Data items
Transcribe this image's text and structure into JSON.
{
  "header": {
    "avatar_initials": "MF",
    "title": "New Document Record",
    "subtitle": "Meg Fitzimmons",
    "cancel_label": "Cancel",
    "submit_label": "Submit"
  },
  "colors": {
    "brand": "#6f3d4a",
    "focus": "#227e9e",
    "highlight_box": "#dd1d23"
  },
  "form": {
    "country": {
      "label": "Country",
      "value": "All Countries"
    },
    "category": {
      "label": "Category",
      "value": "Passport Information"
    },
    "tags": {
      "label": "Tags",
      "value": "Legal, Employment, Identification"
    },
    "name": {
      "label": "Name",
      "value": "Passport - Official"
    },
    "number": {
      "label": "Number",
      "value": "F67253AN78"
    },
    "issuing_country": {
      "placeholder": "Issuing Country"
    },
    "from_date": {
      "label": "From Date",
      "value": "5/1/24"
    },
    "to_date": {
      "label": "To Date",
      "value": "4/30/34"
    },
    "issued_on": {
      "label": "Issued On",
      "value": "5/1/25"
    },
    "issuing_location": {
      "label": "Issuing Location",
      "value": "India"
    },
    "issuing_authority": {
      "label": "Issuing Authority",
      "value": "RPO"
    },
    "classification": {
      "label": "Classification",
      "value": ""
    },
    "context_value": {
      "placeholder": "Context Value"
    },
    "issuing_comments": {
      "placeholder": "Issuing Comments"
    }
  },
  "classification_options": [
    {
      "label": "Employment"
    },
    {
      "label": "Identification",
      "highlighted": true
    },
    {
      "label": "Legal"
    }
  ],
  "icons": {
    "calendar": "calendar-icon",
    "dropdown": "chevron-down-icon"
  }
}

▸ **SET TASK**: Output each entry precisely as given.

▸ **FINISHED ANSWER**:
Transcribe this image's text and structure into JSON.
{
  "header": {
    "avatar_initials": "MF",
    "title": "New Document Record",
    "subtitle": "Meg Fitzimmons",
    "cancel_label": "Cancel",
    "submit_label": "Submit"
  },
  "colors": {
    "brand": "#6f3d4a",
    "focus": "#227e9e",
    "highlight_box": "#dd1d23"
  },
  "form": {
    "country": {
      "label": "Country",
      "value": "All Countries"
    },
    "category": {
      "label": "Category",
      "value": "Passport Information"
    },
    "tags": {
      "label": "Tags",
      "value": "Legal, Employment, Identification"
    },
    "name": {
      "label": "Name",
      "value": "Passport - Official"
    },
    "number": {
      "label": "Number",
      "value": "F67253AN78"
    },
    "issuing_country": {
      "placeholder": "Issuing Country"
    },
    "from_date": {
      "label": "From Date",
      "value": "5/1/24"
    },
    "to_date": {
      "label": "To Date",
      "value": "4/30/34"
    },
    "issued_on": {
      "label": "Issued On",
      "value": "5/1/25"
    },
    "issuing_location": {
      "label": "Issuing Location",
      "value": "India"
    },
    "issuing_authority": {
      "label": "Issuing Authority",
      "value": "RPO"
    },
    "classification": {
      "label": "Classification",
      "value": ""
    },
    "context_value": {
      "placeholder": "Context Value"
    },
    "issuing_comments": {
      "placeholder": "Issuing Comments"
    }
  },
  "classification_options": [
    {
      "label": "Employment"
    },
    {
      "label": "Identification",
      "highlighted": true
    },
    {
      "label": "Legal"
    }
  ],
  "icons": {
    "calendar": "calendar-icon",
    "dropdown": "chevron-down-icon"
  }
}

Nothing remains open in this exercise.